AIM
Omit all pictures, then retype the data exactly as given.
--------
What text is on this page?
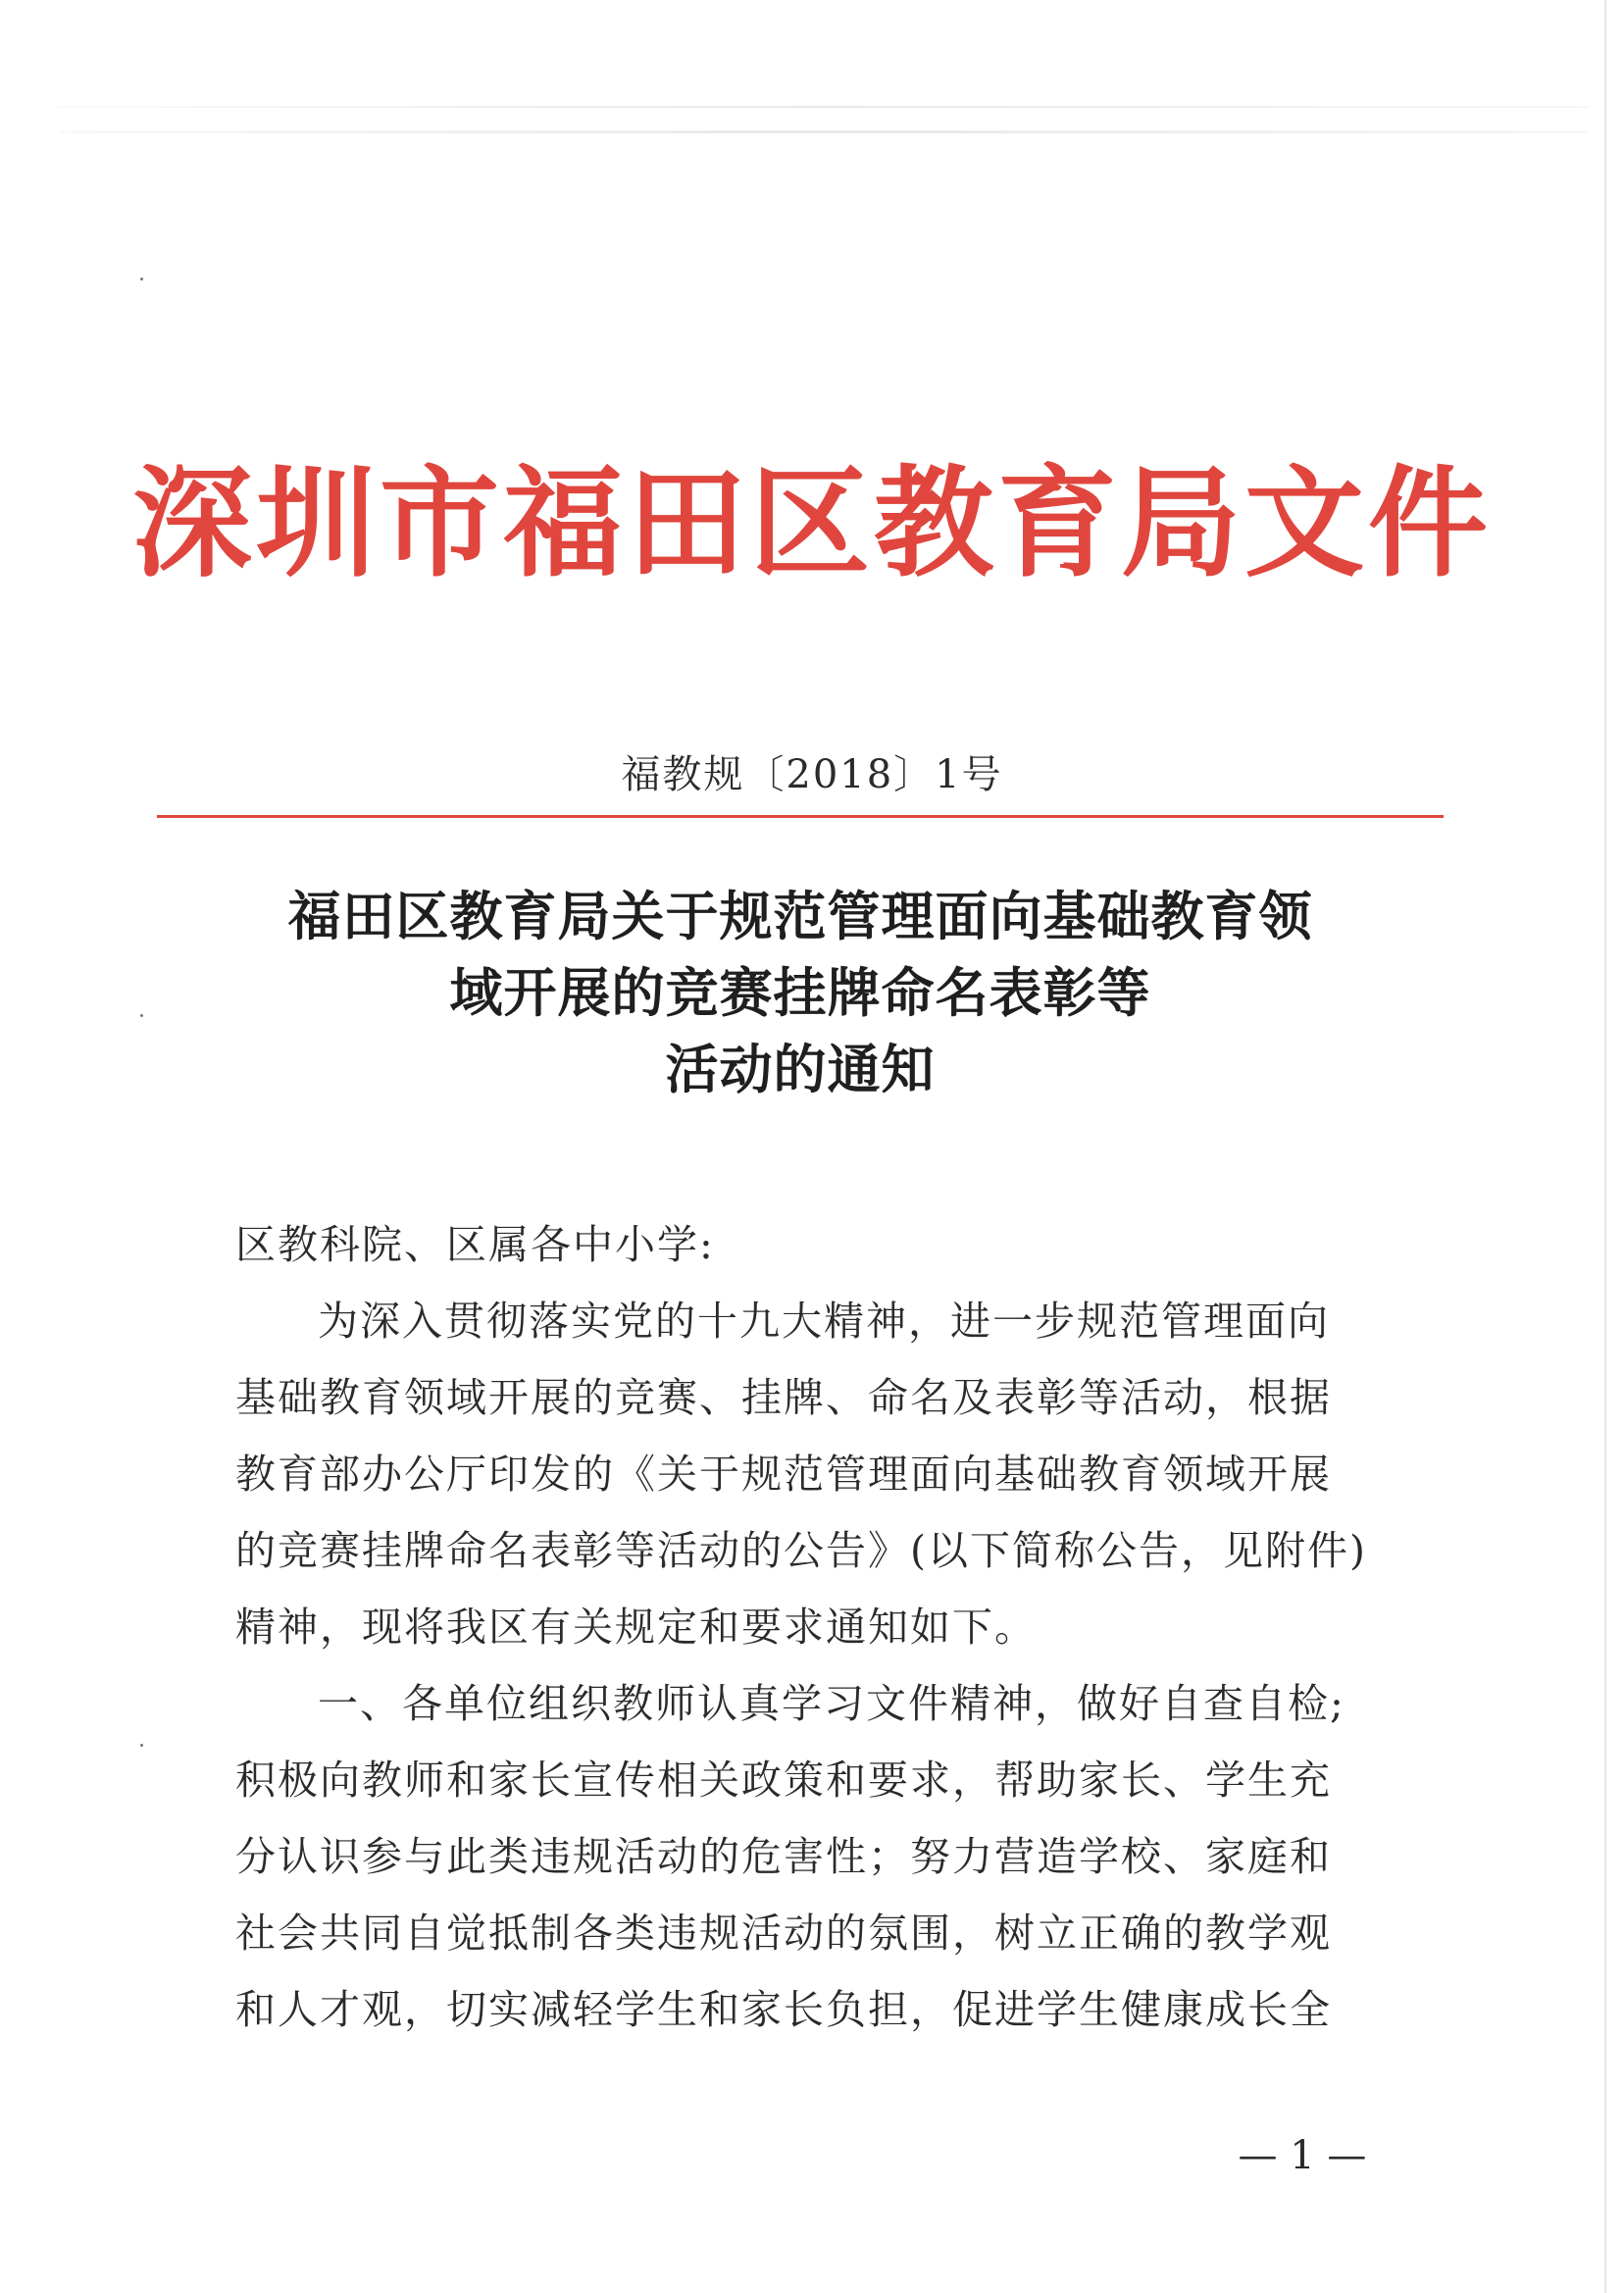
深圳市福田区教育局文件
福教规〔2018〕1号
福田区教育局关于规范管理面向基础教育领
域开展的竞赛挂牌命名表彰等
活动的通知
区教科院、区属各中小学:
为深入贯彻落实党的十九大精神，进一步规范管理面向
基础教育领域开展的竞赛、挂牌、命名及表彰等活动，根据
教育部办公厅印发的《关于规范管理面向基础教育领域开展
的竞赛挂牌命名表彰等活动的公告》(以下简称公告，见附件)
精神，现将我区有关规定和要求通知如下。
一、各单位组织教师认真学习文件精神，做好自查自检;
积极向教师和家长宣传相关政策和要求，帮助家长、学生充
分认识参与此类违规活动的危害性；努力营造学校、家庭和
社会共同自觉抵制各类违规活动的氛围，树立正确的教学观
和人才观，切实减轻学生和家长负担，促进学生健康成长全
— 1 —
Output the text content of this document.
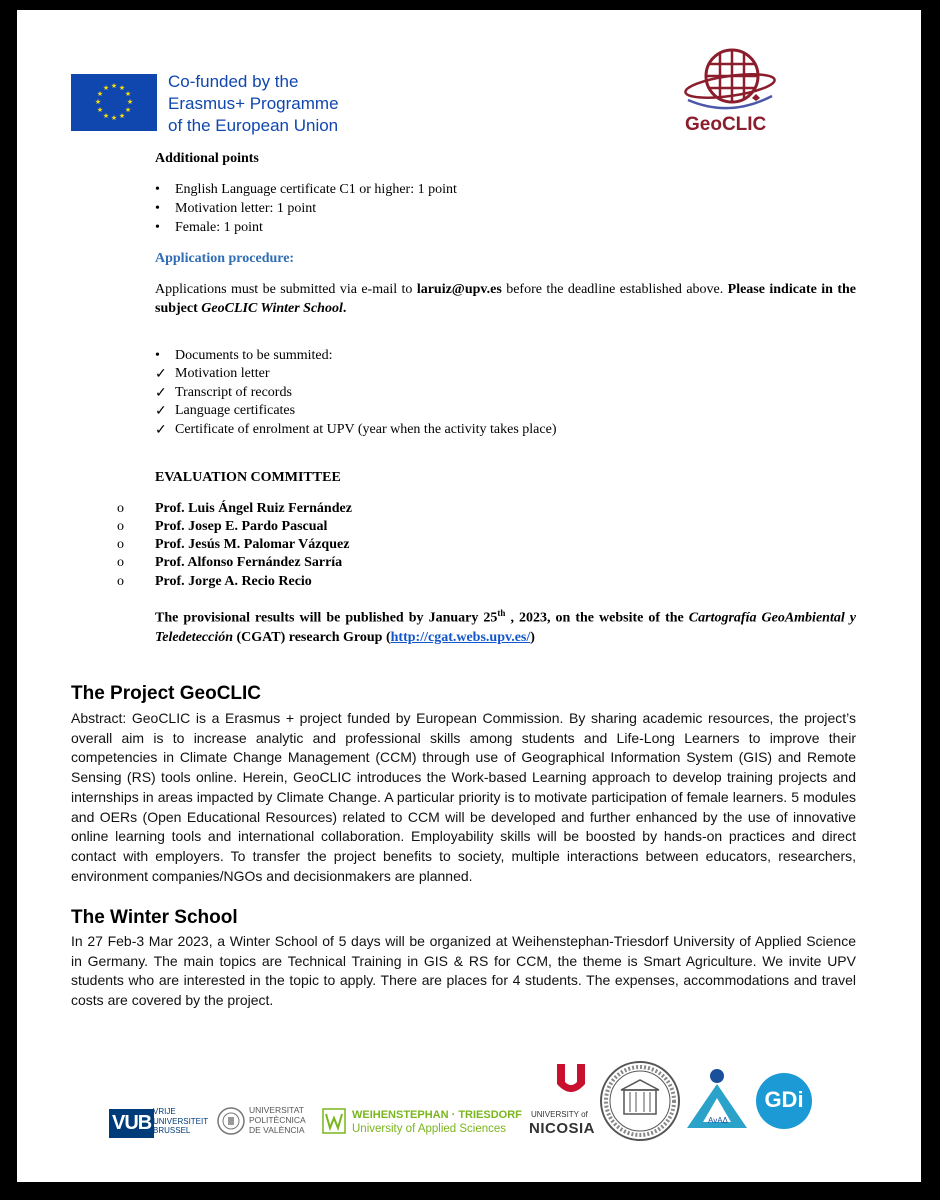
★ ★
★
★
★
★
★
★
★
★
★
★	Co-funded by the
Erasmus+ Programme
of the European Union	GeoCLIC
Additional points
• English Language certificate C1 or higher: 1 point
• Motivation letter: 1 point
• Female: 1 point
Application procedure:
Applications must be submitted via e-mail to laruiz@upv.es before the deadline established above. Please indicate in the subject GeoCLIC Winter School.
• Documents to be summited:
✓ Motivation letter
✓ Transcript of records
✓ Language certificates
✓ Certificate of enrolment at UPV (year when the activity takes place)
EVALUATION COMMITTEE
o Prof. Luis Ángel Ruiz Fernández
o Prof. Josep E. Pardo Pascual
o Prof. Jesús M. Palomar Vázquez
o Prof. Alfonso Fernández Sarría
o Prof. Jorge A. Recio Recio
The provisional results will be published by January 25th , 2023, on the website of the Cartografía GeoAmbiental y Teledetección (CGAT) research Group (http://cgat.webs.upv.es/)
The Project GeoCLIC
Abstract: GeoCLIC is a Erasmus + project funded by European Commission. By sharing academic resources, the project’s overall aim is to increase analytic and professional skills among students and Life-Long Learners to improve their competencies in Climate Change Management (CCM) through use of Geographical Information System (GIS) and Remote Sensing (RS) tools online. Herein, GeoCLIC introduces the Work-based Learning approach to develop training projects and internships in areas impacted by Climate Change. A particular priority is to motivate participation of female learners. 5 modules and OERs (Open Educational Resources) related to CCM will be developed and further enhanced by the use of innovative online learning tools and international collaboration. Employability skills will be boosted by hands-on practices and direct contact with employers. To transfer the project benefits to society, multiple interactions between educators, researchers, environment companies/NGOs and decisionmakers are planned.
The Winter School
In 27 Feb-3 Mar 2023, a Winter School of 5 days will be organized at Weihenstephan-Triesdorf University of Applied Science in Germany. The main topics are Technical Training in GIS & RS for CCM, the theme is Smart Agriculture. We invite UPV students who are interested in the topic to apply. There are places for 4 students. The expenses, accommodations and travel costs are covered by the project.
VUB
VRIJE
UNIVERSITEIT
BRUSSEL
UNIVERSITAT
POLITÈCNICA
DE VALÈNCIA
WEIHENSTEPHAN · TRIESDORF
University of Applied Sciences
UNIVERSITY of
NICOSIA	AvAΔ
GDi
--------
EXERCISE ANSWER
What text is on this page?
深圳市福田区教育局文件
福教规〔2018〕1号
福田区教育局关于规范管理面向基础教育领
域开展的竞赛挂牌命名表彰等
活动的通知
区教科院、区属各中小学:
为深入贯彻落实党的十九大精神，进一步规范管理面向
基础教育领域开展的竞赛、挂牌、命名及表彰等活动，根据
教育部办公厅印发的《关于规范管理面向基础教育领域开展
的竞赛挂牌命名表彰等活动的公告》(以下简称公告，见附件)
精神，现将我区有关规定和要求通知如下。
一、各单位组织教师认真学习文件精神，做好自查自检;
积极向教师和家长宣传相关政策和要求，帮助家长、学生充
分认识参与此类违规活动的危害性；努力营造学校、家庭和
社会共同自觉抵制各类违规活动的氛围，树立正确的教学观
和人才观，切实减轻学生和家长负担，促进学生健康成长全
— 1 —
Output the text content of this document.
★ ★
★
★
★
★
★
★
★
★
★
★	Co-funded by the
Erasmus+ Programme
of the European Union	GeoCLIC
Additional points
• English Language certificate C1 or higher: 1 point
• Motivation letter: 1 point
• Female: 1 point
Application procedure:
Applications must be submitted via e-mail to laruiz@upv.es before the deadline established above. Please indicate in the subject GeoCLIC Winter School.
• Documents to be summited:
✓ Motivation letter
✓ Transcript of records
✓ Language certificates
✓ Certificate of enrolment at UPV (year when the activity takes place)
EVALUATION COMMITTEE
o Prof. Luis Ángel Ruiz Fernández
o Prof. Josep E. Pardo Pascual
o Prof. Jesús M. Palomar Vázquez
o Prof. Alfonso Fernández Sarría
o Prof. Jorge A. Recio Recio
The provisional results will be published by January 25th , 2023, on the website of the Cartografía GeoAmbiental y Teledetección (CGAT) research Group (http://cgat.webs.upv.es/)
The Project GeoCLIC
Abstract: GeoCLIC is a Erasmus + project funded by European Commission. By sharing academic resources, the project’s overall aim is to increase analytic and professional skills among students and Life-Long Learners to improve their competencies in Climate Change Management (CCM) through use of Geographical Information System (GIS) and Remote Sensing (RS) tools online. Herein, GeoCLIC introduces the Work-based Learning approach to develop training projects and internships in areas impacted by Climate Change. A particular priority is to motivate participation of female learners. 5 modules and OERs (Open Educational Resources) related to CCM will be developed and further enhanced by the use of innovative online learning tools and international collaboration. Employability skills will be boosted by hands-on practices and direct contact with employers. To transfer the project benefits to society, multiple interactions between educators, researchers, environment companies/NGOs and decisionmakers are planned.
The Winter School
In 27 Feb-3 Mar 2023, a Winter School of 5 days will be organized at Weihenstephan-Triesdorf University of Applied Science in Germany. The main topics are Technical Training in GIS & RS for CCM, the theme is Smart Agriculture. We invite UPV students who are interested in the topic to apply. There are places for 4 students. The expenses, accommodations and travel costs are covered by the project.
VUB
VRIJE
UNIVERSITEIT
BRUSSEL
UNIVERSITAT
POLITÈCNICA
DE VALÈNCIA
WEIHENSTEPHAN · TRIESDORF
University of Applied Sciences
UNIVERSITY of
NICOSIA	AvAΔ
GDi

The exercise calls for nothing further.